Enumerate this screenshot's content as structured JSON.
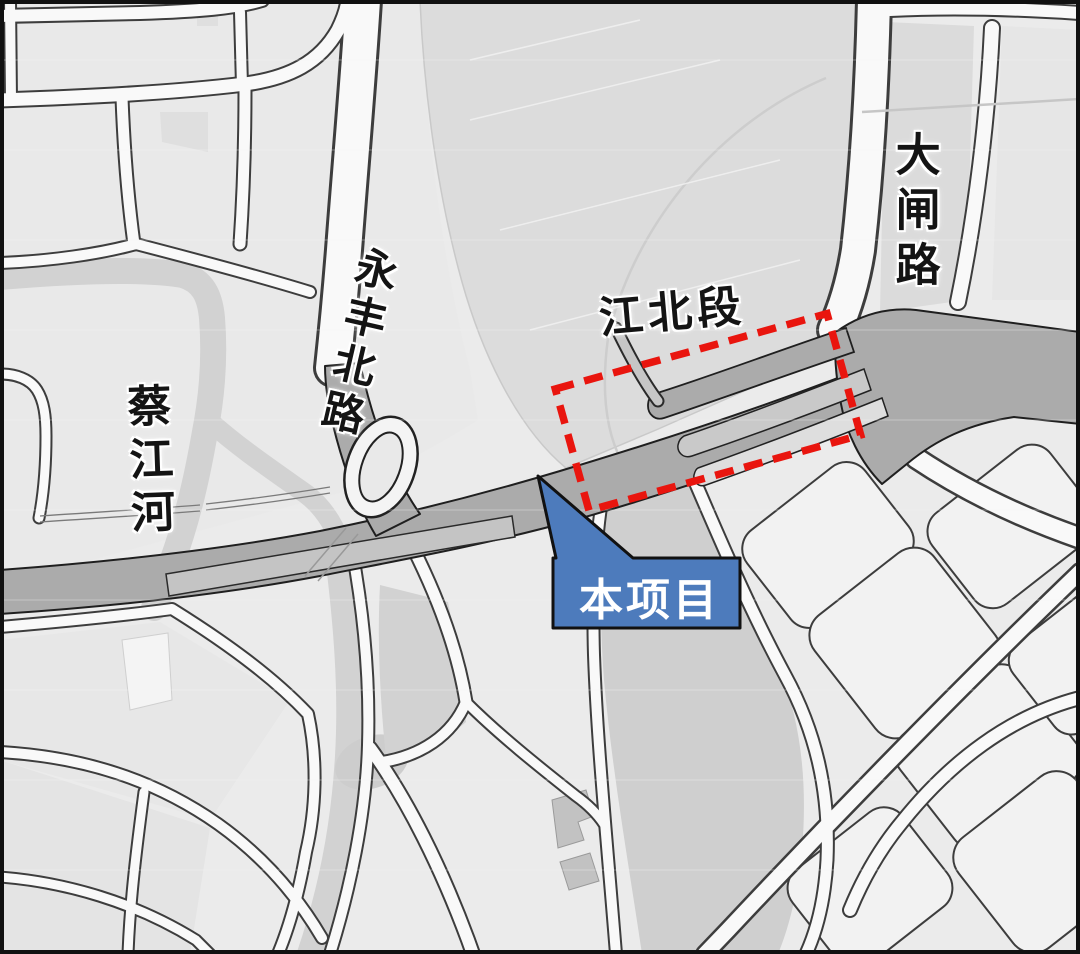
{
  "map": {
    "title": "project-location-map",
    "labels": {
      "river": "蔡江河",
      "road_north": "永丰北路",
      "section": "江北段",
      "road_east": "大闸路",
      "callout": "本项目"
    },
    "colors": {
      "highlight_red": "#e9150e",
      "callout_blue": "#4d7bbc",
      "callout_text": "#ffffff",
      "road_major_fill": "#ababab",
      "road_minor_fill": "#f9f9f9",
      "water_fill": "#cfcfcf",
      "label_text": "#141414"
    }
  }
}
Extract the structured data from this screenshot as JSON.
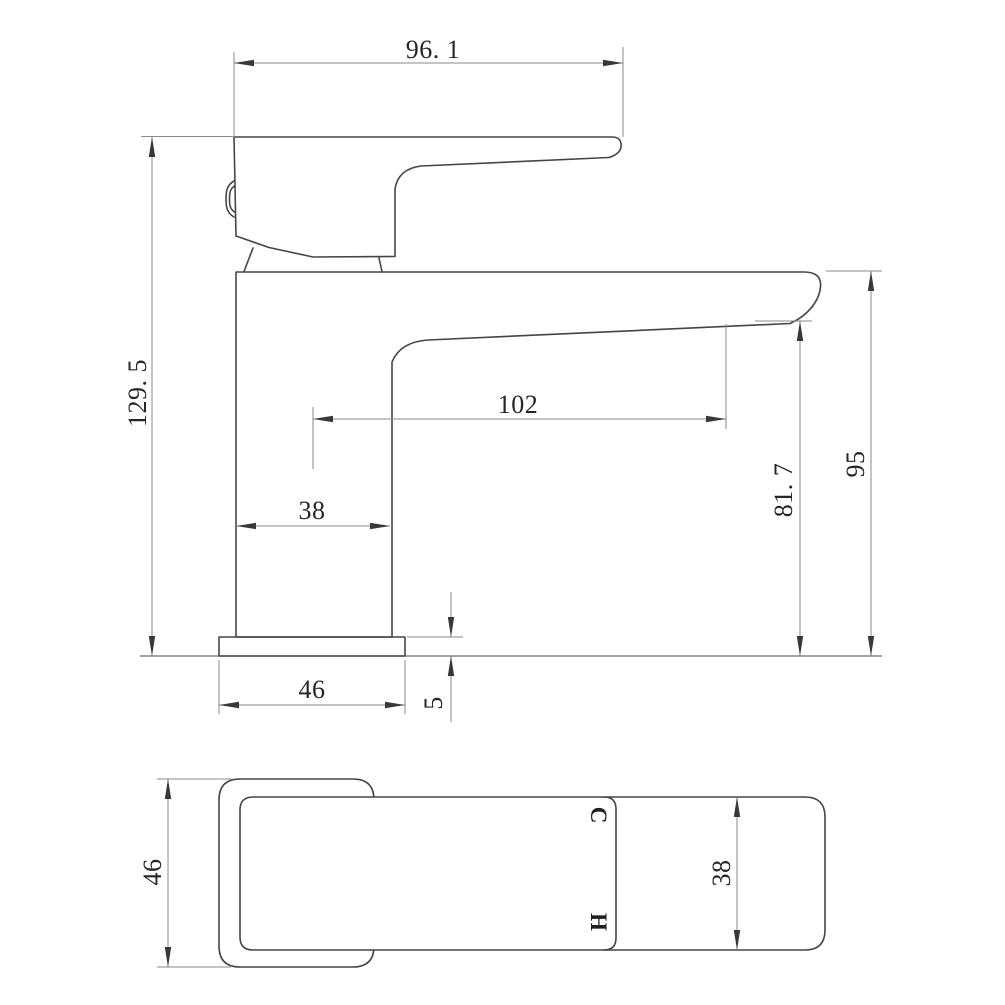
{
  "drawing": {
    "kind": "faucet dimension drawing",
    "side_view": {
      "dim_handle_length": "96. 1",
      "dim_overall_height": "129. 5",
      "dim_spout_reach": "102",
      "dim_body_width": "38",
      "dim_base_width": "46",
      "dim_base_thickness": "5",
      "dim_outlet_height": "81. 7",
      "dim_spout_top_height": "95"
    },
    "plan_view": {
      "dim_base_width": "46",
      "dim_spout_width": "38",
      "label_cold": "C",
      "label_hot": "H"
    },
    "colors": {
      "background": "#ffffff",
      "object_line": "#454545",
      "dimension_line": "#8a8a8a",
      "text": "#262626"
    }
  }
}
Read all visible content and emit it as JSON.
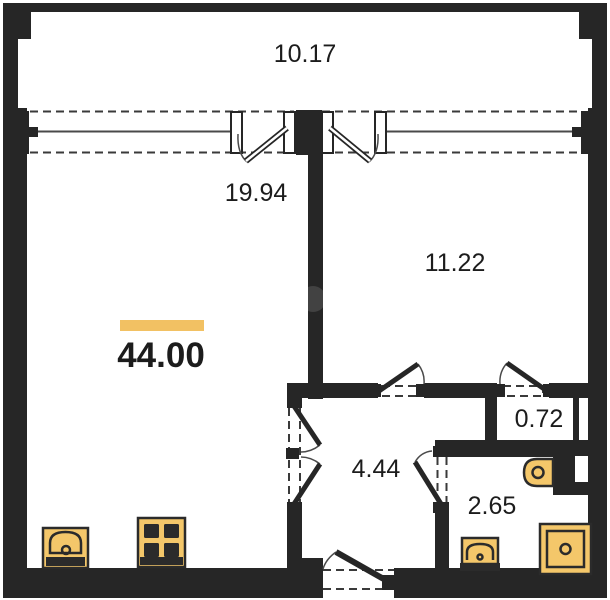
{
  "floor_plan": {
    "title": "one-room apartment floor plan",
    "total_area": "44.00",
    "rooms": {
      "balcony": "10.17",
      "living_room": "19.94",
      "bedroom": "11.22",
      "hallway": "4.44",
      "closet": "0.72",
      "bathroom": "2.65"
    },
    "fixtures": [
      "kitchen-sink",
      "stove",
      "bathroom-sink",
      "toilet",
      "washing-machine"
    ],
    "colors": {
      "wall": "#262626",
      "accent_bar": "#f2c163",
      "fixture_fill": "#f4c76a",
      "fixture_stroke": "#2b2b2b"
    }
  }
}
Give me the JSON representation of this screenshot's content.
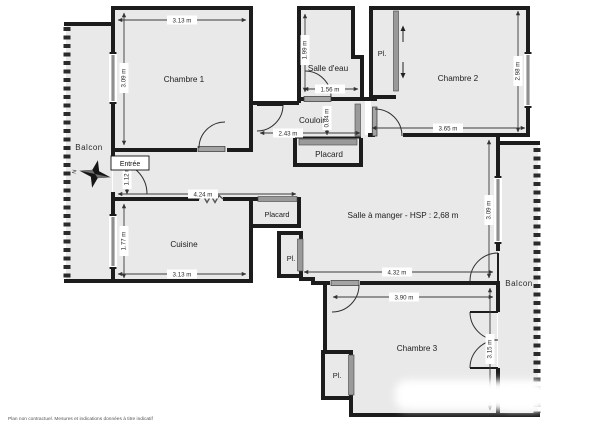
{
  "plan": {
    "disclaimer": "Plan non contractuel. Mesures et indications données à titre indicatif",
    "compass_letter": "N",
    "colors": {
      "floor": "#e9e9e9",
      "wall": "#1c1c1c",
      "dim": "#3a3a3a",
      "door": "#9a9a9a"
    },
    "rooms": {
      "chambre1": {
        "label": "Chambre 1"
      },
      "chambre2": {
        "label": "Chambre 2"
      },
      "chambre3": {
        "label": "Chambre 3"
      },
      "salle_eau": {
        "label": "Salle d'eau"
      },
      "couloir": {
        "label": "Couloir"
      },
      "cuisine": {
        "label": "Cuisine"
      },
      "salle_a_manger": {
        "label": "Salle à manger - HSP : 2,68 m"
      },
      "entree": {
        "label": "Entrée"
      },
      "placard_mid": {
        "label": "Placard"
      },
      "placard_left": {
        "label": "Placard"
      },
      "pl_chambre2": {
        "label": "Pl."
      },
      "pl_sam": {
        "label": "Pl."
      },
      "pl_chambre3": {
        "label": "Pl."
      },
      "balcon_gauche": {
        "label": "Balcon"
      },
      "balcon_droit": {
        "label": "Balcon"
      }
    },
    "dims": {
      "chambre1_w": "3.13 m",
      "chambre1_h": "3.09 m",
      "salle_eau_h": "1.99 m",
      "salle_eau_w": "1.56 m",
      "couloir_w": "2.43 m",
      "couloir_h": "0.84 m",
      "chambre2_w": "3.65 m",
      "chambre2_h": "2.98 m",
      "entree_h": "1.12 m",
      "degagement_w": "4.24 m",
      "cuisine_h": "1.77 m",
      "cuisine_w": "3.13 m",
      "sam_w": "4.32 m",
      "sam_h": "3.09 m",
      "chambre3_w": "3.90 m",
      "chambre3_h": "3.15 m"
    }
  }
}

- **What is being asked**:
Search the records for the word "structured" and copy every line where it occurs.

- **Exercise result**:
Enumerate this screenshot's content as structured JSON.
Extract the structured data from this screenshot as JSON.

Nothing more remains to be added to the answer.